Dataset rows

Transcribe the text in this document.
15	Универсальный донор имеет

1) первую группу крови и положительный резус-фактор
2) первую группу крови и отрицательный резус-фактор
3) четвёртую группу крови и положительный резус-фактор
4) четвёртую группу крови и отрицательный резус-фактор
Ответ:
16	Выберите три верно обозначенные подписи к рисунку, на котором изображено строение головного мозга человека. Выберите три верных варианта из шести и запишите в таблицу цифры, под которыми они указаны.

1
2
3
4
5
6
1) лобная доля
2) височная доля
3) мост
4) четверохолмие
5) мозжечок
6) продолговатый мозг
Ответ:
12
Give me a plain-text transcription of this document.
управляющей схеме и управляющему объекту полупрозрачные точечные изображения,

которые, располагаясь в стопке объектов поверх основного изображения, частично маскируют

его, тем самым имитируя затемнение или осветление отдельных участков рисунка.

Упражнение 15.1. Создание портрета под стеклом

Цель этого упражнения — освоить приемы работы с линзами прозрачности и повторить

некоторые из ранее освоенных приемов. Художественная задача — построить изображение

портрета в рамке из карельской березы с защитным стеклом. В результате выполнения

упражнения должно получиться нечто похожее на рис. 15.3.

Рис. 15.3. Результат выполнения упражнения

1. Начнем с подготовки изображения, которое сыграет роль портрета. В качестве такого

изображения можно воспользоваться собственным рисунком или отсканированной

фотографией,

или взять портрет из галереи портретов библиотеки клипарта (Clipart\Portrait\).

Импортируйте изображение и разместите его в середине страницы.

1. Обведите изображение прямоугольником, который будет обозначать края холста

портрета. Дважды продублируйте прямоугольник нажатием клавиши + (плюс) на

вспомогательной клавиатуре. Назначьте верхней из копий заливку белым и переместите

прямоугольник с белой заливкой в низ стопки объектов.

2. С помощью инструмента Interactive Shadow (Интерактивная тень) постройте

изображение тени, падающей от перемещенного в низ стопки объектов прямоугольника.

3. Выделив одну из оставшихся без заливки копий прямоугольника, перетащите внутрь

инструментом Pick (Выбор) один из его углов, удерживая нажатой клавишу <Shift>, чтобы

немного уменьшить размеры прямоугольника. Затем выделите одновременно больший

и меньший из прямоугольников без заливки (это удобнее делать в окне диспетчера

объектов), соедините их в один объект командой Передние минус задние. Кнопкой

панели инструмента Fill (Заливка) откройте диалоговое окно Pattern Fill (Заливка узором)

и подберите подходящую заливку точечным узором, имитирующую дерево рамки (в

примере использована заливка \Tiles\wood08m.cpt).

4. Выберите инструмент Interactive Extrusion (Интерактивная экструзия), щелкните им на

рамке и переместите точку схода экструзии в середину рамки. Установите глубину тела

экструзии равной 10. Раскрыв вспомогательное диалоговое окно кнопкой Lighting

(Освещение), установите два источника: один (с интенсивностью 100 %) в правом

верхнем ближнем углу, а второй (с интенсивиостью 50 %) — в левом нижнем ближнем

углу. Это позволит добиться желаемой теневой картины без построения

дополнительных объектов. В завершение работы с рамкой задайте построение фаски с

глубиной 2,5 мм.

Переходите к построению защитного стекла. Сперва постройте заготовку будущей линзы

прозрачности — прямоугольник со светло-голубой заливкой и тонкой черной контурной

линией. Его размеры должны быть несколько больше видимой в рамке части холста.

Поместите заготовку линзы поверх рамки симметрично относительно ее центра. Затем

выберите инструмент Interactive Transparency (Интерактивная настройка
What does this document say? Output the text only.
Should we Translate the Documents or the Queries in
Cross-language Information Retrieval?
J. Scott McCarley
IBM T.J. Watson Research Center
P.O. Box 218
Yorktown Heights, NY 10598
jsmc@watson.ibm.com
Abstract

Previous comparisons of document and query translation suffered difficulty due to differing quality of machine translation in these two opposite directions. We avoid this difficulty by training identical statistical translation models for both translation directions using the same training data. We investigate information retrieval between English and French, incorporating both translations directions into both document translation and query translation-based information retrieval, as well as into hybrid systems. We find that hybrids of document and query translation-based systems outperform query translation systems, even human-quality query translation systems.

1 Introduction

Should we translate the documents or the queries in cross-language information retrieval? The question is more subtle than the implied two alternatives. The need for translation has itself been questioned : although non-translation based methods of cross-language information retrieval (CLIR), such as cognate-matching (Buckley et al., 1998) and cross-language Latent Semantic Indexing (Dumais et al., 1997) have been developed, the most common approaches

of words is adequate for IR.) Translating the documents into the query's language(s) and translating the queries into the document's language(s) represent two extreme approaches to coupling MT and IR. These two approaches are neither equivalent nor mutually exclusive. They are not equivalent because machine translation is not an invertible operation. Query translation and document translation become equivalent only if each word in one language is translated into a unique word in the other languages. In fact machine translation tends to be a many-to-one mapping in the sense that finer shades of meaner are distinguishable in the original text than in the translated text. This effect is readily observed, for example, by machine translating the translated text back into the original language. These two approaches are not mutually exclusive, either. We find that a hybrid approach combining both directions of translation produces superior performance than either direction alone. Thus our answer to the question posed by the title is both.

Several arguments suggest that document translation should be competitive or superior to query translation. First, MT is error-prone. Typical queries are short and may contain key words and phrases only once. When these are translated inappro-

### SHORT EXERCISE
Which lines above contain the word "Интерактивная"? Copy each of them.

### ANSWER FOR THE TASK
2. С помощью инструмента Interactive Shadow (Интерактивная тень) постройте
4. Выберите инструмент Interactive Extrusion (Интерактивная экструзия), щелкните им на
выберите инструмент Interactive Transparency (Интерактивная настройка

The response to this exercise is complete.